→ **EXERCISE TASK**:
Collect each line of the records containing the string "NDCC".
* begin MATERIAL FOR THE TASK *
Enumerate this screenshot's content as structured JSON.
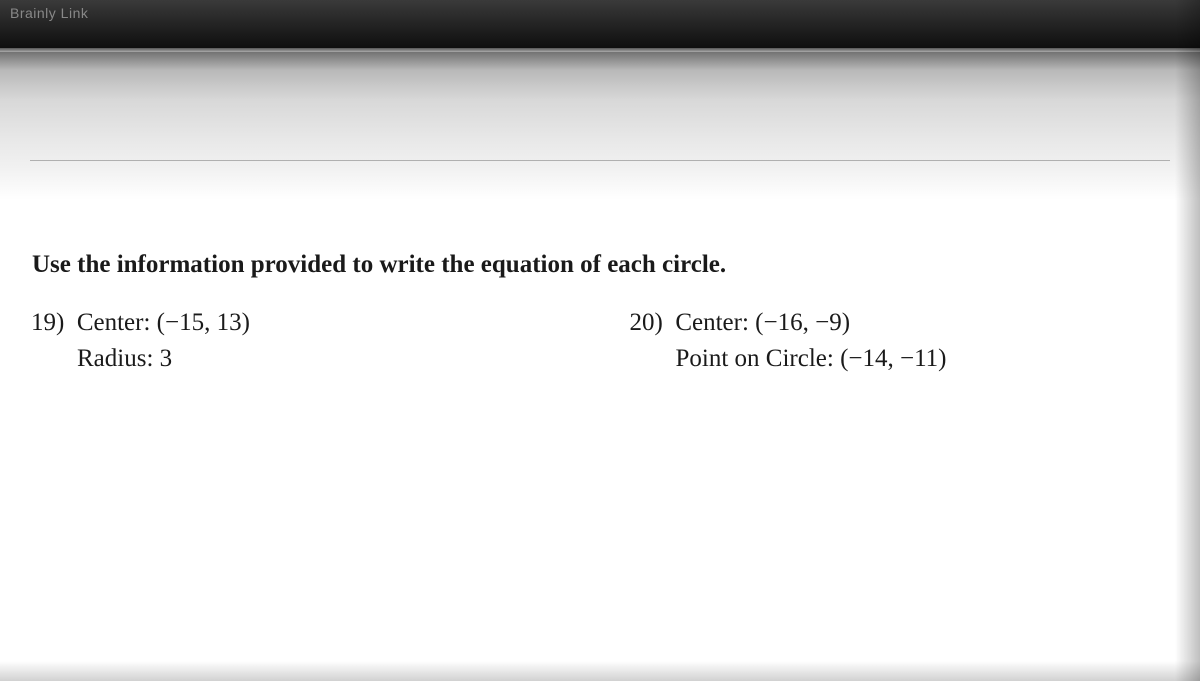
{
  "tab": {
    "text": "Brainly Link"
  },
  "worksheet": {
    "instructions": "Use the information provided to write the equation of each circle.",
    "problems": {
      "p19": {
        "number": "19)",
        "line1_label": "Center:",
        "line1_value": "(−15, 13)",
        "line2_label": "Radius:",
        "line2_value": "3"
      },
      "p20": {
        "number": "20)",
        "line1_label": "Center:",
        "line1_value": "(−16, −9)",
        "line2_label": "Point on Circle:",
        "line2_value": "(−14, −11)"
      }
    }
  }
}
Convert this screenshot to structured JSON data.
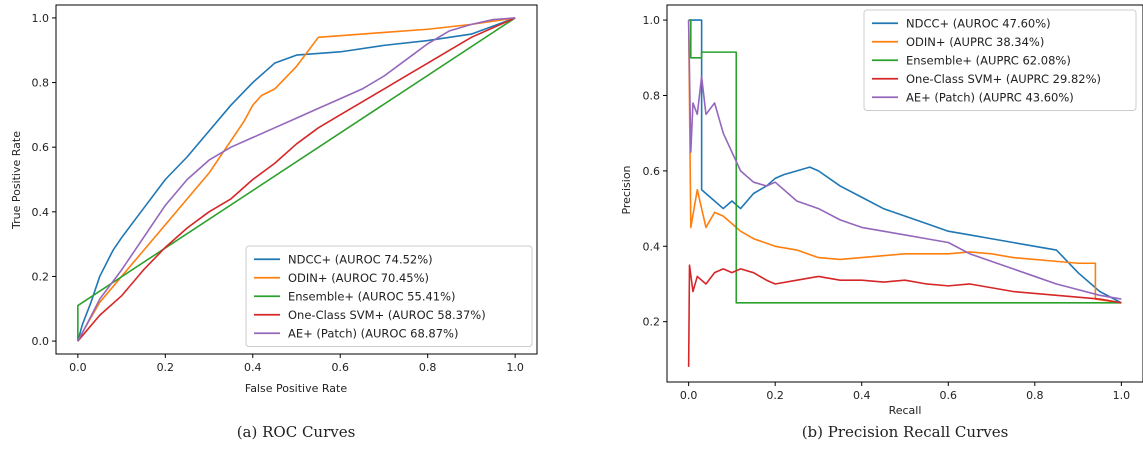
{
  "chart_data": [
    {
      "type": "line",
      "caption": "(a) ROC Curves",
      "xlabel": "False Positive Rate",
      "ylabel": "True Positive Rate",
      "xlim": [
        -0.05,
        1.05
      ],
      "ylim": [
        -0.04,
        1.04
      ],
      "xticks": [
        "0.0",
        "0.2",
        "0.4",
        "0.6",
        "0.8",
        "1.0"
      ],
      "yticks": [
        "0.0",
        "0.2",
        "0.4",
        "0.6",
        "0.8",
        "1.0"
      ],
      "legend_position": "lower-right",
      "grid": false,
      "series": [
        {
          "name": "NDCC+ (AUROC 74.52%)",
          "color": "#1f77b4",
          "points": [
            [
              0,
              0
            ],
            [
              0.01,
              0.05
            ],
            [
              0.03,
              0.12
            ],
            [
              0.05,
              0.2
            ],
            [
              0.08,
              0.28
            ],
            [
              0.1,
              0.32
            ],
            [
              0.15,
              0.41
            ],
            [
              0.2,
              0.5
            ],
            [
              0.25,
              0.57
            ],
            [
              0.3,
              0.65
            ],
            [
              0.35,
              0.73
            ],
            [
              0.4,
              0.8
            ],
            [
              0.45,
              0.86
            ],
            [
              0.5,
              0.885
            ],
            [
              0.6,
              0.895
            ],
            [
              0.7,
              0.915
            ],
            [
              0.8,
              0.93
            ],
            [
              0.9,
              0.95
            ],
            [
              1,
              1
            ]
          ]
        },
        {
          "name": "ODIN+ (AUROC 70.45%)",
          "color": "#ff7f0e",
          "points": [
            [
              0,
              0
            ],
            [
              0.02,
              0.05
            ],
            [
              0.05,
              0.12
            ],
            [
              0.1,
              0.2
            ],
            [
              0.15,
              0.28
            ],
            [
              0.2,
              0.36
            ],
            [
              0.25,
              0.44
            ],
            [
              0.3,
              0.52
            ],
            [
              0.35,
              0.62
            ],
            [
              0.38,
              0.68
            ],
            [
              0.4,
              0.73
            ],
            [
              0.42,
              0.76
            ],
            [
              0.45,
              0.78
            ],
            [
              0.5,
              0.85
            ],
            [
              0.55,
              0.94
            ],
            [
              0.6,
              0.945
            ],
            [
              0.7,
              0.955
            ],
            [
              0.8,
              0.965
            ],
            [
              0.9,
              0.98
            ],
            [
              1,
              1
            ]
          ]
        },
        {
          "name": "Ensemble+ (AUROC 55.41%)",
          "color": "#2ca02c",
          "points": [
            [
              0,
              0
            ],
            [
              0,
              0.11
            ],
            [
              1,
              1
            ]
          ]
        },
        {
          "name": "One-Class SVM+ (AUROC 58.37%)",
          "color": "#d62728",
          "points": [
            [
              0,
              0
            ],
            [
              0.05,
              0.08
            ],
            [
              0.1,
              0.14
            ],
            [
              0.15,
              0.22
            ],
            [
              0.2,
              0.29
            ],
            [
              0.25,
              0.35
            ],
            [
              0.3,
              0.4
            ],
            [
              0.35,
              0.44
            ],
            [
              0.4,
              0.5
            ],
            [
              0.45,
              0.55
            ],
            [
              0.5,
              0.61
            ],
            [
              0.55,
              0.66
            ],
            [
              0.6,
              0.7
            ],
            [
              0.65,
              0.74
            ],
            [
              0.7,
              0.78
            ],
            [
              0.75,
              0.82
            ],
            [
              0.8,
              0.86
            ],
            [
              0.85,
              0.9
            ],
            [
              0.9,
              0.94
            ],
            [
              0.95,
              0.97
            ],
            [
              1,
              1
            ]
          ]
        },
        {
          "name": "AE+ (Patch) (AUROC 68.87%)",
          "color": "#9467bd",
          "points": [
            [
              0,
              0
            ],
            [
              0.02,
              0.05
            ],
            [
              0.05,
              0.13
            ],
            [
              0.1,
              0.22
            ],
            [
              0.15,
              0.32
            ],
            [
              0.2,
              0.42
            ],
            [
              0.25,
              0.5
            ],
            [
              0.3,
              0.56
            ],
            [
              0.35,
              0.6
            ],
            [
              0.4,
              0.63
            ],
            [
              0.45,
              0.66
            ],
            [
              0.5,
              0.69
            ],
            [
              0.55,
              0.72
            ],
            [
              0.6,
              0.75
            ],
            [
              0.65,
              0.78
            ],
            [
              0.7,
              0.82
            ],
            [
              0.75,
              0.87
            ],
            [
              0.8,
              0.92
            ],
            [
              0.85,
              0.96
            ],
            [
              0.9,
              0.98
            ],
            [
              0.95,
              0.995
            ],
            [
              1,
              1
            ]
          ]
        }
      ]
    },
    {
      "type": "line",
      "caption": "(b) Precision Recall Curves",
      "xlabel": "Recall",
      "ylabel": "Precision",
      "xlim": [
        -0.05,
        1.05
      ],
      "ylim": [
        0.04,
        1.04
      ],
      "xticks": [
        "0.0",
        "0.2",
        "0.4",
        "0.6",
        "0.8",
        "1.0"
      ],
      "yticks": [
        "0.2",
        "0.4",
        "0.6",
        "0.8",
        "1.0"
      ],
      "legend_position": "upper-right",
      "grid": false,
      "series": [
        {
          "name": "NDCC+ (AUROC 47.60%)",
          "color": "#1f77b4",
          "points": [
            [
              0,
              1
            ],
            [
              0.03,
              1
            ],
            [
              0.03,
              0.55
            ],
            [
              0.05,
              0.53
            ],
            [
              0.08,
              0.5
            ],
            [
              0.1,
              0.52
            ],
            [
              0.12,
              0.5
            ],
            [
              0.15,
              0.54
            ],
            [
              0.18,
              0.56
            ],
            [
              0.2,
              0.58
            ],
            [
              0.22,
              0.59
            ],
            [
              0.25,
              0.6
            ],
            [
              0.28,
              0.61
            ],
            [
              0.3,
              0.6
            ],
            [
              0.35,
              0.56
            ],
            [
              0.4,
              0.53
            ],
            [
              0.45,
              0.5
            ],
            [
              0.5,
              0.48
            ],
            [
              0.55,
              0.46
            ],
            [
              0.6,
              0.44
            ],
            [
              0.65,
              0.43
            ],
            [
              0.7,
              0.42
            ],
            [
              0.75,
              0.41
            ],
            [
              0.8,
              0.4
            ],
            [
              0.85,
              0.39
            ],
            [
              0.9,
              0.33
            ],
            [
              0.95,
              0.28
            ],
            [
              1,
              0.25
            ]
          ]
        },
        {
          "name": "ODIN+ (AUPRC 38.34%)",
          "color": "#ff7f0e",
          "points": [
            [
              0,
              1
            ],
            [
              0.005,
              0.45
            ],
            [
              0.02,
              0.55
            ],
            [
              0.04,
              0.45
            ],
            [
              0.06,
              0.49
            ],
            [
              0.08,
              0.48
            ],
            [
              0.1,
              0.46
            ],
            [
              0.12,
              0.44
            ],
            [
              0.15,
              0.42
            ],
            [
              0.2,
              0.4
            ],
            [
              0.25,
              0.39
            ],
            [
              0.3,
              0.37
            ],
            [
              0.35,
              0.365
            ],
            [
              0.4,
              0.37
            ],
            [
              0.45,
              0.375
            ],
            [
              0.5,
              0.38
            ],
            [
              0.55,
              0.38
            ],
            [
              0.6,
              0.38
            ],
            [
              0.65,
              0.385
            ],
            [
              0.7,
              0.38
            ],
            [
              0.75,
              0.37
            ],
            [
              0.8,
              0.365
            ],
            [
              0.85,
              0.36
            ],
            [
              0.9,
              0.355
            ],
            [
              0.94,
              0.355
            ],
            [
              0.94,
              0.26
            ],
            [
              1,
              0.25
            ]
          ]
        },
        {
          "name": "Ensemble+ (AUPRC 62.08%)",
          "color": "#2ca02c",
          "points": [
            [
              0,
              1
            ],
            [
              0.005,
              1
            ],
            [
              0.005,
              0.9
            ],
            [
              0.03,
              0.9
            ],
            [
              0.03,
              0.915
            ],
            [
              0.11,
              0.915
            ],
            [
              0.11,
              0.25
            ],
            [
              1,
              0.25
            ]
          ]
        },
        {
          "name": "One-Class SVM+ (AUPRC 29.82%)",
          "color": "#d62728",
          "points": [
            [
              0,
              0.08
            ],
            [
              0.002,
              0.35
            ],
            [
              0.01,
              0.28
            ],
            [
              0.02,
              0.32
            ],
            [
              0.04,
              0.3
            ],
            [
              0.06,
              0.33
            ],
            [
              0.08,
              0.34
            ],
            [
              0.1,
              0.33
            ],
            [
              0.12,
              0.34
            ],
            [
              0.15,
              0.33
            ],
            [
              0.18,
              0.31
            ],
            [
              0.2,
              0.3
            ],
            [
              0.25,
              0.31
            ],
            [
              0.3,
              0.32
            ],
            [
              0.35,
              0.31
            ],
            [
              0.4,
              0.31
            ],
            [
              0.45,
              0.305
            ],
            [
              0.5,
              0.31
            ],
            [
              0.55,
              0.3
            ],
            [
              0.6,
              0.295
            ],
            [
              0.65,
              0.3
            ],
            [
              0.7,
              0.29
            ],
            [
              0.75,
              0.28
            ],
            [
              0.8,
              0.275
            ],
            [
              0.85,
              0.27
            ],
            [
              0.9,
              0.265
            ],
            [
              0.95,
              0.26
            ],
            [
              1,
              0.25
            ]
          ]
        },
        {
          "name": "AE+ (Patch) (AUPRC 43.60%)",
          "color": "#9467bd",
          "points": [
            [
              0,
              1
            ],
            [
              0.005,
              0.65
            ],
            [
              0.01,
              0.78
            ],
            [
              0.02,
              0.75
            ],
            [
              0.03,
              0.85
            ],
            [
              0.04,
              0.75
            ],
            [
              0.06,
              0.78
            ],
            [
              0.08,
              0.7
            ],
            [
              0.1,
              0.65
            ],
            [
              0.12,
              0.6
            ],
            [
              0.15,
              0.57
            ],
            [
              0.18,
              0.56
            ],
            [
              0.2,
              0.57
            ],
            [
              0.25,
              0.52
            ],
            [
              0.3,
              0.5
            ],
            [
              0.35,
              0.47
            ],
            [
              0.4,
              0.45
            ],
            [
              0.45,
              0.44
            ],
            [
              0.5,
              0.43
            ],
            [
              0.55,
              0.42
            ],
            [
              0.6,
              0.41
            ],
            [
              0.65,
              0.38
            ],
            [
              0.7,
              0.36
            ],
            [
              0.75,
              0.34
            ],
            [
              0.8,
              0.32
            ],
            [
              0.85,
              0.3
            ],
            [
              0.9,
              0.285
            ],
            [
              0.95,
              0.27
            ],
            [
              1,
              0.26
            ]
          ]
        }
      ]
    }
  ]
}
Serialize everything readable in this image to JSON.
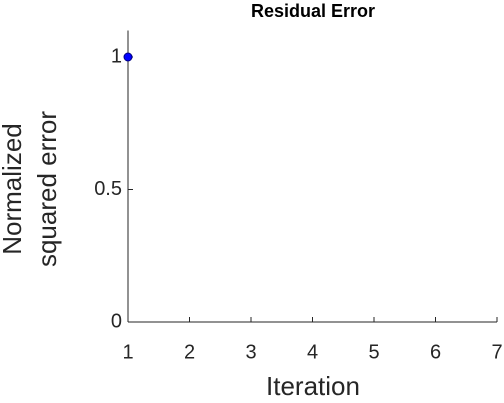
{
  "chart_data": {
    "type": "line",
    "title": "Residual Error",
    "xlabel": "Iteration",
    "ylabel": [
      "Normalized",
      "squared error"
    ],
    "x": [
      1
    ],
    "series": [
      {
        "values": [
          1
        ],
        "color": "#0000ff",
        "edgecolor": "#000080"
      }
    ],
    "xlim": [
      1,
      7
    ],
    "xticks": [
      1,
      2,
      3,
      4,
      5,
      6,
      7
    ],
    "ylim": [
      0,
      1.1
    ],
    "yticks": [
      0,
      0.5,
      1
    ],
    "grid": false
  }
}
* end MATERIAL FOR THE TASK *
→ **RESPONSE**:
          "name": "NDCC+ (AUROC 74.52%)",
          "name": "NDCC+ (AUROC 47.60%)",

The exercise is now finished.